*TO DO*:
Set down each entry from the block beneath, exactly as written.

*STORED RECORDS*:
═══

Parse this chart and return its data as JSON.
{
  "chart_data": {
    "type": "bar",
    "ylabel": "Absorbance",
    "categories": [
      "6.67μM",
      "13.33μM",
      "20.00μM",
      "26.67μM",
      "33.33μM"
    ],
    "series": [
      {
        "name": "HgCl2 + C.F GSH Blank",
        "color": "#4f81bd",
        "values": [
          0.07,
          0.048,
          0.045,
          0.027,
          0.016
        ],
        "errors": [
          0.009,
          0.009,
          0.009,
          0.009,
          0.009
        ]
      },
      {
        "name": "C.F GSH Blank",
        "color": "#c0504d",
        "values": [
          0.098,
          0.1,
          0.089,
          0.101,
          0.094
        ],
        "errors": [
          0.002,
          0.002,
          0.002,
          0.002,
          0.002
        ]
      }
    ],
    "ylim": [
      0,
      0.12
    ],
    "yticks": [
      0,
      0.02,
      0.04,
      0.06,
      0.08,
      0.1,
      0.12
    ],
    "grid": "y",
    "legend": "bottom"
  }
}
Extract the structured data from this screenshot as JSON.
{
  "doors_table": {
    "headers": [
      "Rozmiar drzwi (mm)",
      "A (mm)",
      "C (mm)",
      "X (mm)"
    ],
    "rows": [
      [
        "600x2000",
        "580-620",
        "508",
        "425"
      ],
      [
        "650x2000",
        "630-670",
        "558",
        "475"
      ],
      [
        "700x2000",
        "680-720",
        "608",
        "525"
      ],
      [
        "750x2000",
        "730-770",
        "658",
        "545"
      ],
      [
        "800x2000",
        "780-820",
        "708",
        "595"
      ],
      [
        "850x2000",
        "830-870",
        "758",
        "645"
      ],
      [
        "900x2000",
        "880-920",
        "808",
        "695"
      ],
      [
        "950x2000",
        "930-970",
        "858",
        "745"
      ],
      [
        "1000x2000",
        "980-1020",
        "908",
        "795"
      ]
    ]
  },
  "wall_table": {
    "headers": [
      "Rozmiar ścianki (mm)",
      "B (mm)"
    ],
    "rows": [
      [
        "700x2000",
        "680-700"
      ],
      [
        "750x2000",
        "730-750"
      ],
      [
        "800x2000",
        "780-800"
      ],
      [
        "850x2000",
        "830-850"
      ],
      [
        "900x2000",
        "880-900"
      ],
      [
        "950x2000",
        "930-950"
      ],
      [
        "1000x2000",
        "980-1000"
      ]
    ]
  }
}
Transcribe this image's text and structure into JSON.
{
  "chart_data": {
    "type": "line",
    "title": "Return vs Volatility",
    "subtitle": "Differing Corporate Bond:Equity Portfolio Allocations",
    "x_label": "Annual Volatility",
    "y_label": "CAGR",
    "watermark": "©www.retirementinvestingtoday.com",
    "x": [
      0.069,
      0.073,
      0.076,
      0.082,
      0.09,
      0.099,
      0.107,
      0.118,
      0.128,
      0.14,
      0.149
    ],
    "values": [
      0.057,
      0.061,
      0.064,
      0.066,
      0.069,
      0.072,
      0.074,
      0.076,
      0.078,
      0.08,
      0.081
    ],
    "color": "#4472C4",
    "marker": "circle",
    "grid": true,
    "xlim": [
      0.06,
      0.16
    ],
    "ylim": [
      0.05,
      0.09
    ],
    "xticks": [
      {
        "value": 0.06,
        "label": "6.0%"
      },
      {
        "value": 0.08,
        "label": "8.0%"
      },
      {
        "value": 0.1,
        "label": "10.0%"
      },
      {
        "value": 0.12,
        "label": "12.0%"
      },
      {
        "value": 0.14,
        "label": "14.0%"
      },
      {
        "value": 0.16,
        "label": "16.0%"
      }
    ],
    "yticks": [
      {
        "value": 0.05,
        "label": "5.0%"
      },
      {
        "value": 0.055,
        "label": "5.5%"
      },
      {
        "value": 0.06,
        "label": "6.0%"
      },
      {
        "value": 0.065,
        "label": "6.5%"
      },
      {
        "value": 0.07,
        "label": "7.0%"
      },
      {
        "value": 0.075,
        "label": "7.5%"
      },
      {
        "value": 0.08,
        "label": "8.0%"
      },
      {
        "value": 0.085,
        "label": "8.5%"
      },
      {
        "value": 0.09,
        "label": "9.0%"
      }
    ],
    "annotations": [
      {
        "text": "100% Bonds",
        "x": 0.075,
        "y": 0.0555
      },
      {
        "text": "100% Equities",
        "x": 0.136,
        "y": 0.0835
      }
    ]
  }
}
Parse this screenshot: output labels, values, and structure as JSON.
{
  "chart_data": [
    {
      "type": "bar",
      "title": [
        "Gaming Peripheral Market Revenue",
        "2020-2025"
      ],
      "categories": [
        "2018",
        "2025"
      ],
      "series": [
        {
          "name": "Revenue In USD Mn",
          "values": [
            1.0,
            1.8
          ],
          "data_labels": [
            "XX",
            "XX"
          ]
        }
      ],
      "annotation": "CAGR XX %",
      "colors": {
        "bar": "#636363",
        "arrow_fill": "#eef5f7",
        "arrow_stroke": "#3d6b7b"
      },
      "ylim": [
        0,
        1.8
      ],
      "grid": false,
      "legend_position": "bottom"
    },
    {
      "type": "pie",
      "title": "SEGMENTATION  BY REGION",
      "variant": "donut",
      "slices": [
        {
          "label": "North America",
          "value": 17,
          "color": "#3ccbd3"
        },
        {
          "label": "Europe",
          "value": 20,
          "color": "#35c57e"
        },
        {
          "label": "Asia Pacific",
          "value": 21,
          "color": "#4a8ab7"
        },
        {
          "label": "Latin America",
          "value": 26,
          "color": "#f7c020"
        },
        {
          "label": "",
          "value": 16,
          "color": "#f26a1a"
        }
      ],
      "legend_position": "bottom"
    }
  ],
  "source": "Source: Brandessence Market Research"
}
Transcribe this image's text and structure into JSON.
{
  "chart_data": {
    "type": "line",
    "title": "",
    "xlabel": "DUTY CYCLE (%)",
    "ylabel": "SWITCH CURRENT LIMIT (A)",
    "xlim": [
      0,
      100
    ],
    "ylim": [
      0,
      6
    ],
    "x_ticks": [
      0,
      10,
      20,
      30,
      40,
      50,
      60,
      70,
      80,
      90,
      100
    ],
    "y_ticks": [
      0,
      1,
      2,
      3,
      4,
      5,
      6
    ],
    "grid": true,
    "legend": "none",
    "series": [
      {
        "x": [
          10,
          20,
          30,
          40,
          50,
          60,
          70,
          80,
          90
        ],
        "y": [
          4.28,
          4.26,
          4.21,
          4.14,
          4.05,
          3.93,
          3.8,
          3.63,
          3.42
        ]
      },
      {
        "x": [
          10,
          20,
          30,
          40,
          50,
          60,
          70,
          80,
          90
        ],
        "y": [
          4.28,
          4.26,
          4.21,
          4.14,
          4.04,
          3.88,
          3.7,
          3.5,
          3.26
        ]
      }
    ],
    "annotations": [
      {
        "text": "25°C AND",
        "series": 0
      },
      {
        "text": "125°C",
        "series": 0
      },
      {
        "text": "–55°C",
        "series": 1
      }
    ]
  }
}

═══

*RESPONSE FOR THIS EXERCISE*:
Parse this chart and return its data as JSON.
{
  "chart_data": {
    "type": "bar",
    "ylabel": "Absorbance",
    "categories": [
      "6.67μM",
      "13.33μM",
      "20.00μM",
      "26.67μM",
      "33.33μM"
    ],
    "series": [
      {
        "name": "HgCl2 + C.F GSH Blank",
        "color": "#4f81bd",
        "values": [
          0.07,
          0.048,
          0.045,
          0.027,
          0.016
        ],
        "errors": [
          0.009,
          0.009,
          0.009,
          0.009,
          0.009
        ]
      },
      {
        "name": "C.F GSH Blank",
        "color": "#c0504d",
        "values": [
          0.098,
          0.1,
          0.089,
          0.101,
          0.094
        ],
        "errors": [
          0.002,
          0.002,
          0.002,
          0.002,
          0.002
        ]
      }
    ],
    "ylim": [
      0,
      0.12
    ],
    "yticks": [
      0,
      0.02,
      0.04,
      0.06,
      0.08,
      0.1,
      0.12
    ],
    "grid": "y",
    "legend": "bottom"
  }
}
Extract the structured data from this screenshot as JSON.
{
  "doors_table": {
    "headers": [
      "Rozmiar drzwi (mm)",
      "A (mm)",
      "C (mm)",
      "X (mm)"
    ],
    "rows": [
      [
        "600x2000",
        "580-620",
        "508",
        "425"
      ],
      [
        "650x2000",
        "630-670",
        "558",
        "475"
      ],
      [
        "700x2000",
        "680-720",
        "608",
        "525"
      ],
      [
        "750x2000",
        "730-770",
        "658",
        "545"
      ],
      [
        "800x2000",
        "780-820",
        "708",
        "595"
      ],
      [
        "850x2000",
        "830-870",
        "758",
        "645"
      ],
      [
        "900x2000",
        "880-920",
        "808",
        "695"
      ],
      [
        "950x2000",
        "930-970",
        "858",
        "745"
      ],
      [
        "1000x2000",
        "980-1020",
        "908",
        "795"
      ]
    ]
  },
  "wall_table": {
    "headers": [
      "Rozmiar ścianki (mm)",
      "B (mm)"
    ],
    "rows": [
      [
        "700x2000",
        "680-700"
      ],
      [
        "750x2000",
        "730-750"
      ],
      [
        "800x2000",
        "780-800"
      ],
      [
        "850x2000",
        "830-850"
      ],
      [
        "900x2000",
        "880-900"
      ],
      [
        "950x2000",
        "930-950"
      ],
      [
        "1000x2000",
        "980-1000"
      ]
    ]
  }
}
Transcribe this image's text and structure into JSON.
{
  "chart_data": {
    "type": "line",
    "title": "Return vs Volatility",
    "subtitle": "Differing Corporate Bond:Equity Portfolio Allocations",
    "x_label": "Annual Volatility",
    "y_label": "CAGR",
    "watermark": "©www.retirementinvestingtoday.com",
    "x": [
      0.069,
      0.073,
      0.076,
      0.082,
      0.09,
      0.099,
      0.107,
      0.118,
      0.128,
      0.14,
      0.149
    ],
    "values": [
      0.057,
      0.061,
      0.064,
      0.066,
      0.069,
      0.072,
      0.074,
      0.076,
      0.078,
      0.08,
      0.081
    ],
    "color": "#4472C4",
    "marker": "circle",
    "grid": true,
    "xlim": [
      0.06,
      0.16
    ],
    "ylim": [
      0.05,
      0.09
    ],
    "xticks": [
      {
        "value": 0.06,
        "label": "6.0%"
      },
      {
        "value": 0.08,
        "label": "8.0%"
      },
      {
        "value": 0.1,
        "label": "10.0%"
      },
      {
        "value": 0.12,
        "label": "12.0%"
      },
      {
        "value": 0.14,
        "label": "14.0%"
      },
      {
        "value": 0.16,
        "label": "16.0%"
      }
    ],
    "yticks": [
      {
        "value": 0.05,
        "label": "5.0%"
      },
      {
        "value": 0.055,
        "label": "5.5%"
      },
      {
        "value": 0.06,
        "label": "6.0%"
      },
      {
        "value": 0.065,
        "label": "6.5%"
      },
      {
        "value": 0.07,
        "label": "7.0%"
      },
      {
        "value": 0.075,
        "label": "7.5%"
      },
      {
        "value": 0.08,
        "label": "8.0%"
      },
      {
        "value": 0.085,
        "label": "8.5%"
      },
      {
        "value": 0.09,
        "label": "9.0%"
      }
    ],
    "annotations": [
      {
        "text": "100% Bonds",
        "x": 0.075,
        "y": 0.0555
      },
      {
        "text": "100% Equities",
        "x": 0.136,
        "y": 0.0835
      }
    ]
  }
}
Parse this screenshot: output labels, values, and structure as JSON.
{
  "chart_data": [
    {
      "type": "bar",
      "title": [
        "Gaming Peripheral Market Revenue",
        "2020-2025"
      ],
      "categories": [
        "2018",
        "2025"
      ],
      "series": [
        {
          "name": "Revenue In USD Mn",
          "values": [
            1.0,
            1.8
          ],
          "data_labels": [
            "XX",
            "XX"
          ]
        }
      ],
      "annotation": "CAGR XX %",
      "colors": {
        "bar": "#636363",
        "arrow_fill": "#eef5f7",
        "arrow_stroke": "#3d6b7b"
      },
      "ylim": [
        0,
        1.8
      ],
      "grid": false,
      "legend_position": "bottom"
    },
    {
      "type": "pie",
      "title": "SEGMENTATION  BY REGION",
      "variant": "donut",
      "slices": [
        {
          "label": "North America",
          "value": 17,
          "color": "#3ccbd3"
        },
        {
          "label": "Europe",
          "value": 20,
          "color": "#35c57e"
        },
        {
          "label": "Asia Pacific",
          "value": 21,
          "color": "#4a8ab7"
        },
        {
          "label": "Latin America",
          "value": 26,
          "color": "#f7c020"
        },
        {
          "label": "",
          "value": 16,
          "color": "#f26a1a"
        }
      ],
      "legend_position": "bottom"
    }
  ],
  "source": "Source: Brandessence Market Research"
}
Transcribe this image's text and structure into JSON.
{
  "chart_data": {
    "type": "line",
    "title": "",
    "xlabel": "DUTY CYCLE (%)",
    "ylabel": "SWITCH CURRENT LIMIT (A)",
    "xlim": [
      0,
      100
    ],
    "ylim": [
      0,
      6
    ],
    "x_ticks": [
      0,
      10,
      20,
      30,
      40,
      50,
      60,
      70,
      80,
      90,
      100
    ],
    "y_ticks": [
      0,
      1,
      2,
      3,
      4,
      5,
      6
    ],
    "grid": true,
    "legend": "none",
    "series": [
      {
        "x": [
          10,
          20,
          30,
          40,
          50,
          60,
          70,
          80,
          90
        ],
        "y": [
          4.28,
          4.26,
          4.21,
          4.14,
          4.05,
          3.93,
          3.8,
          3.63,
          3.42
        ]
      },
      {
        "x": [
          10,
          20,
          30,
          40,
          50,
          60,
          70,
          80,
          90
        ],
        "y": [
          4.28,
          4.26,
          4.21,
          4.14,
          4.04,
          3.88,
          3.7,
          3.5,
          3.26
        ]
      }
    ],
    "annotations": [
      {
        "text": "25°C AND",
        "series": 0
      },
      {
        "text": "125°C",
        "series": 0
      },
      {
        "text": "–55°C",
        "series": 1
      }
    ]
  }
}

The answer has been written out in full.